(Exercise goal): The entries below are to be repeated exactly as they stand.

(Saved data entries):
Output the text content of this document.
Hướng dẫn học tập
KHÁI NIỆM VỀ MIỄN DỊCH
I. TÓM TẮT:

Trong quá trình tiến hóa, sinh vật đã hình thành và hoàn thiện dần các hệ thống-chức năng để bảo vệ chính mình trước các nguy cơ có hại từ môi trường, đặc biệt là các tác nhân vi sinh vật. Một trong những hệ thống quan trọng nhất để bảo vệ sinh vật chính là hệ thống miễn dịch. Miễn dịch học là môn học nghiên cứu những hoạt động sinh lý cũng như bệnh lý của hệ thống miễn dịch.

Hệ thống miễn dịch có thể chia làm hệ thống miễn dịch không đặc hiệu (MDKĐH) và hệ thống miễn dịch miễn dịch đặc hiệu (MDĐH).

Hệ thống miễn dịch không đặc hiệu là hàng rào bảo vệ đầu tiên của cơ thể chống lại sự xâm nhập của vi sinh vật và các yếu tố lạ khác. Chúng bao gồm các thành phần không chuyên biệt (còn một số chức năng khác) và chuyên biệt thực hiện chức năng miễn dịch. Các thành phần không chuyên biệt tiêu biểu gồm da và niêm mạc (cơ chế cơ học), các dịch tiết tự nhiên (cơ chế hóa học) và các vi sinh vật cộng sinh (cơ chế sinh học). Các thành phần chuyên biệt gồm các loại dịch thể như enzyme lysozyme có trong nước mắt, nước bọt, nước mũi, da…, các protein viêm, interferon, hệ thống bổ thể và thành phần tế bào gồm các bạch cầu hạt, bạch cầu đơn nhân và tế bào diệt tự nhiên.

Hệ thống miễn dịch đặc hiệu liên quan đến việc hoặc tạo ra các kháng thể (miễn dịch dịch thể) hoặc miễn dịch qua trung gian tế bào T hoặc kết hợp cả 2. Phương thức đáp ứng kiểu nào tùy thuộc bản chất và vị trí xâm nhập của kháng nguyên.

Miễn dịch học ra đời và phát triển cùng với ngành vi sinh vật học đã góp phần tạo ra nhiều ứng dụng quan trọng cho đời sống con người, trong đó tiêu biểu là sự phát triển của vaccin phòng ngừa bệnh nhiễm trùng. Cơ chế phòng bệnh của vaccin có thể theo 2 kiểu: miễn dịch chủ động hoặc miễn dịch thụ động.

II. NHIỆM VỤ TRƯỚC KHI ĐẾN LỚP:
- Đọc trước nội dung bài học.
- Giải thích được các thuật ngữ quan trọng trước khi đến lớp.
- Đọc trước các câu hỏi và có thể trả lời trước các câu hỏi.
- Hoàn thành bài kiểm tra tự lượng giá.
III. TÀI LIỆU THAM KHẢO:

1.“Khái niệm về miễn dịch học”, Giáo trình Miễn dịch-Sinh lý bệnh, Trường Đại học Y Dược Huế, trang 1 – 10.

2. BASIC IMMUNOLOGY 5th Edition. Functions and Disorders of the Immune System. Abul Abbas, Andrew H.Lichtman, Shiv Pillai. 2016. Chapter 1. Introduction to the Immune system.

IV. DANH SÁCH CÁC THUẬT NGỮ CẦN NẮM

(Output):
Output the text content of this document.
Hướng dẫn học tập
KHÁI NIỆM VỀ MIỄN DỊCH
I. TÓM TẮT:

Trong quá trình tiến hóa, sinh vật đã hình thành và hoàn thiện dần các hệ thống-chức năng để bảo vệ chính mình trước các nguy cơ có hại từ môi trường, đặc biệt là các tác nhân vi sinh vật. Một trong những hệ thống quan trọng nhất để bảo vệ sinh vật chính là hệ thống miễn dịch. Miễn dịch học là môn học nghiên cứu những hoạt động sinh lý cũng như bệnh lý của hệ thống miễn dịch.

Hệ thống miễn dịch có thể chia làm hệ thống miễn dịch không đặc hiệu (MDKĐH) và hệ thống miễn dịch miễn dịch đặc hiệu (MDĐH).

Hệ thống miễn dịch không đặc hiệu là hàng rào bảo vệ đầu tiên của cơ thể chống lại sự xâm nhập của vi sinh vật và các yếu tố lạ khác. Chúng bao gồm các thành phần không chuyên biệt (còn một số chức năng khác) và chuyên biệt thực hiện chức năng miễn dịch. Các thành phần không chuyên biệt tiêu biểu gồm da và niêm mạc (cơ chế cơ học), các dịch tiết tự nhiên (cơ chế hóa học) và các vi sinh vật cộng sinh (cơ chế sinh học). Các thành phần chuyên biệt gồm các loại dịch thể như enzyme lysozyme có trong nước mắt, nước bọt, nước mũi, da…, các protein viêm, interferon, hệ thống bổ thể và thành phần tế bào gồm các bạch cầu hạt, bạch cầu đơn nhân và tế bào diệt tự nhiên.

Hệ thống miễn dịch đặc hiệu liên quan đến việc hoặc tạo ra các kháng thể (miễn dịch dịch thể) hoặc miễn dịch qua trung gian tế bào T hoặc kết hợp cả 2. Phương thức đáp ứng kiểu nào tùy thuộc bản chất và vị trí xâm nhập của kháng nguyên.

Miễn dịch học ra đời và phát triển cùng với ngành vi sinh vật học đã góp phần tạo ra nhiều ứng dụng quan trọng cho đời sống con người, trong đó tiêu biểu là sự phát triển của vaccin phòng ngừa bệnh nhiễm trùng. Cơ chế phòng bệnh của vaccin có thể theo 2 kiểu: miễn dịch chủ động hoặc miễn dịch thụ động.

II. NHIỆM VỤ TRƯỚC KHI ĐẾN LỚP:
- Đọc trước nội dung bài học.
- Giải thích được các thuật ngữ quan trọng trước khi đến lớp.
- Đọc trước các câu hỏi và có thể trả lời trước các câu hỏi.
- Hoàn thành bài kiểm tra tự lượng giá.
III. TÀI LIỆU THAM KHẢO:

1.“Khái niệm về miễn dịch học”, Giáo trình Miễn dịch-Sinh lý bệnh, Trường Đại học Y Dược Huế, trang 1 – 10.

2. BASIC IMMUNOLOGY 5th Edition. Functions and Disorders of the Immune System. Abul Abbas, Andrew H.Lichtman, Shiv Pillai. 2016. Chapter 1. Introduction to the Immune system.

IV. DANH SÁCH CÁC THUẬT NGỮ CẦN NẮM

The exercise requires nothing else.